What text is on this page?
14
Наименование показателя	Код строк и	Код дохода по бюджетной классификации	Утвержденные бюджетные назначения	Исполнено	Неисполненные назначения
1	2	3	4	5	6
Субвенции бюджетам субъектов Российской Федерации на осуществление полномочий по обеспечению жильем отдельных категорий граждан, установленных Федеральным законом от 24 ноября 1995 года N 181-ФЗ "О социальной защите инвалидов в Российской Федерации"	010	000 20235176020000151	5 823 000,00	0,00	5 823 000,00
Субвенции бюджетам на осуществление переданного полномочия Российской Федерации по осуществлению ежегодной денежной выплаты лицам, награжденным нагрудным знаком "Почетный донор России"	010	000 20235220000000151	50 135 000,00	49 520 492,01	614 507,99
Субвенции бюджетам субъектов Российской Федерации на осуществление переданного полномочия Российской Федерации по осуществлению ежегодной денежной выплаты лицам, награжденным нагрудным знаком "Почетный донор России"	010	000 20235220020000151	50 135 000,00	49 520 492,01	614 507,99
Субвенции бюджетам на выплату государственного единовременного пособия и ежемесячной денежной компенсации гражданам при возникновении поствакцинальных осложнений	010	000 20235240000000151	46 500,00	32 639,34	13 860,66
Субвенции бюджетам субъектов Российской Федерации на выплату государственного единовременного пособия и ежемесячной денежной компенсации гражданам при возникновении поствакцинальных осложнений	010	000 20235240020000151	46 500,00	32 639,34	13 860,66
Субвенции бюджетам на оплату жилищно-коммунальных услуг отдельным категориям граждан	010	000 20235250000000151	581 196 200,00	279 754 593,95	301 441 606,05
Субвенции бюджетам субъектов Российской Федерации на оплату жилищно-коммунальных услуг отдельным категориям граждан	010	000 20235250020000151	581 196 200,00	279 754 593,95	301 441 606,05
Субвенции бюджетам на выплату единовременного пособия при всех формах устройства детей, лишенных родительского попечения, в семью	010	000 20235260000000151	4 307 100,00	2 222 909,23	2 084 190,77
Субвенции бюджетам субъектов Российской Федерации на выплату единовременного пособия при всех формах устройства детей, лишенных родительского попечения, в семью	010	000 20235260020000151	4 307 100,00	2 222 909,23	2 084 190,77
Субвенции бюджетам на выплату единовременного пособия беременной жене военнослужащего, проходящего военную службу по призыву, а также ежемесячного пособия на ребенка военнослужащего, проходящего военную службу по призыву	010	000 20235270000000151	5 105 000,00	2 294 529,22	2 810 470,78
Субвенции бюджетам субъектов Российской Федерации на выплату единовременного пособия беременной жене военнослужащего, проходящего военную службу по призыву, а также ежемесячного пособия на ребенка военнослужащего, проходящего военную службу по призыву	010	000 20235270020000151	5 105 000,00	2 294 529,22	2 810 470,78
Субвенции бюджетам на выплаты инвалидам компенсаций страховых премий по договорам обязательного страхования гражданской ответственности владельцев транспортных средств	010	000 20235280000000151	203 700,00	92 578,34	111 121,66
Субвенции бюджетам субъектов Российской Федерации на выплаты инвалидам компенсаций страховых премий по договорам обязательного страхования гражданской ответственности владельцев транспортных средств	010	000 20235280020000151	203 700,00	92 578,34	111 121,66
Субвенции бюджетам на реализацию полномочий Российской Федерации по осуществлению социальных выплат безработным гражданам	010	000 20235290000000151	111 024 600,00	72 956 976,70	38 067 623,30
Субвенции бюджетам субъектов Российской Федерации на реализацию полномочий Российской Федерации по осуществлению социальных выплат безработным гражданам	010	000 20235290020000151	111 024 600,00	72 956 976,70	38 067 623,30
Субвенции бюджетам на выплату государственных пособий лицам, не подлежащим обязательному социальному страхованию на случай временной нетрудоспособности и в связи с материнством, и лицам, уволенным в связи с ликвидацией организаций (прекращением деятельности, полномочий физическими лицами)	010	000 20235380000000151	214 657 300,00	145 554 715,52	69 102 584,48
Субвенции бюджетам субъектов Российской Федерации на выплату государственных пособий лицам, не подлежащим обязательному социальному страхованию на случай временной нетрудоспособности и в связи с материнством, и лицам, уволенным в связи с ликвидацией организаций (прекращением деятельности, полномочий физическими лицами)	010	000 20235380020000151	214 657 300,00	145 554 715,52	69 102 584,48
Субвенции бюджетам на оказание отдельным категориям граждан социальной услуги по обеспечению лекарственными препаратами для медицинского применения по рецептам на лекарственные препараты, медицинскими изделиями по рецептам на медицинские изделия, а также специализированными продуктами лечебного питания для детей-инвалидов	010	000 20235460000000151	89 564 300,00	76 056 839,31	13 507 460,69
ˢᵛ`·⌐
= = = = =
_Your goal_
Here, the records must be output exactly and in full.

_Complete response_
What text is on this page?
14
Наименование показателя	Код строк и	Код дохода по бюджетной классификации	Утвержденные бюджетные назначения	Исполнено	Неисполненные назначения
1	2	3	4	5	6
Субвенции бюджетам субъектов Российской Федерации на осуществление полномочий по обеспечению жильем отдельных категорий граждан, установленных Федеральным законом от 24 ноября 1995 года N 181-ФЗ "О социальной защите инвалидов в Российской Федерации"	010	000 20235176020000151	5 823 000,00	0,00	5 823 000,00
Субвенции бюджетам на осуществление переданного полномочия Российской Федерации по осуществлению ежегодной денежной выплаты лицам, награжденным нагрудным знаком "Почетный донор России"	010	000 20235220000000151	50 135 000,00	49 520 492,01	614 507,99
Субвенции бюджетам субъектов Российской Федерации на осуществление переданного полномочия Российской Федерации по осуществлению ежегодной денежной выплаты лицам, награжденным нагрудным знаком "Почетный донор России"	010	000 20235220020000151	50 135 000,00	49 520 492,01	614 507,99
Субвенции бюджетам на выплату государственного единовременного пособия и ежемесячной денежной компенсации гражданам при возникновении поствакцинальных осложнений	010	000 20235240000000151	46 500,00	32 639,34	13 860,66
Субвенции бюджетам субъектов Российской Федерации на выплату государственного единовременного пособия и ежемесячной денежной компенсации гражданам при возникновении поствакцинальных осложнений	010	000 20235240020000151	46 500,00	32 639,34	13 860,66
Субвенции бюджетам на оплату жилищно-коммунальных услуг отдельным категориям граждан	010	000 20235250000000151	581 196 200,00	279 754 593,95	301 441 606,05
Субвенции бюджетам субъектов Российской Федерации на оплату жилищно-коммунальных услуг отдельным категориям граждан	010	000 20235250020000151	581 196 200,00	279 754 593,95	301 441 606,05
Субвенции бюджетам на выплату единовременного пособия при всех формах устройства детей, лишенных родительского попечения, в семью	010	000 20235260000000151	4 307 100,00	2 222 909,23	2 084 190,77
Субвенции бюджетам субъектов Российской Федерации на выплату единовременного пособия при всех формах устройства детей, лишенных родительского попечения, в семью	010	000 20235260020000151	4 307 100,00	2 222 909,23	2 084 190,77
Субвенции бюджетам на выплату единовременного пособия беременной жене военнослужащего, проходящего военную службу по призыву, а также ежемесячного пособия на ребенка военнослужащего, проходящего военную службу по призыву	010	000 20235270000000151	5 105 000,00	2 294 529,22	2 810 470,78
Субвенции бюджетам субъектов Российской Федерации на выплату единовременного пособия беременной жене военнослужащего, проходящего военную службу по призыву, а также ежемесячного пособия на ребенка военнослужащего, проходящего военную службу по призыву	010	000 20235270020000151	5 105 000,00	2 294 529,22	2 810 470,78
Субвенции бюджетам на выплаты инвалидам компенсаций страховых премий по договорам обязательного страхования гражданской ответственности владельцев транспортных средств	010	000 20235280000000151	203 700,00	92 578,34	111 121,66
Субвенции бюджетам субъектов Российской Федерации на выплаты инвалидам компенсаций страховых премий по договорам обязательного страхования гражданской ответственности владельцев транспортных средств	010	000 20235280020000151	203 700,00	92 578,34	111 121,66
Субвенции бюджетам на реализацию полномочий Российской Федерации по осуществлению социальных выплат безработным гражданам	010	000 20235290000000151	111 024 600,00	72 956 976,70	38 067 623,30
Субвенции бюджетам субъектов Российской Федерации на реализацию полномочий Российской Федерации по осуществлению социальных выплат безработным гражданам	010	000 20235290020000151	111 024 600,00	72 956 976,70	38 067 623,30
Субвенции бюджетам на выплату государственных пособий лицам, не подлежащим обязательному социальному страхованию на случай временной нетрудоспособности и в связи с материнством, и лицам, уволенным в связи с ликвидацией организаций (прекращением деятельности, полномочий физическими лицами)	010	000 20235380000000151	214 657 300,00	145 554 715,52	69 102 584,48
Субвенции бюджетам субъектов Российской Федерации на выплату государственных пособий лицам, не подлежащим обязательному социальному страхованию на случай временной нетрудоспособности и в связи с материнством, и лицам, уволенным в связи с ликвидацией организаций (прекращением деятельности, полномочий физическими лицами)	010	000 20235380020000151	214 657 300,00	145 554 715,52	69 102 584,48
Субвенции бюджетам на оказание отдельным категориям граждан социальной услуги по обеспечению лекарственными препаратами для медицинского применения по рецептам на лекарственные препараты, медицинскими изделиями по рецептам на медицинские изделия, а также специализированными продуктами лечебного питания для детей-инвалидов	010	000 20235460000000151	89 564 300,00	76 056 839,31	13 507 460,69
ˢᵛ`·⌐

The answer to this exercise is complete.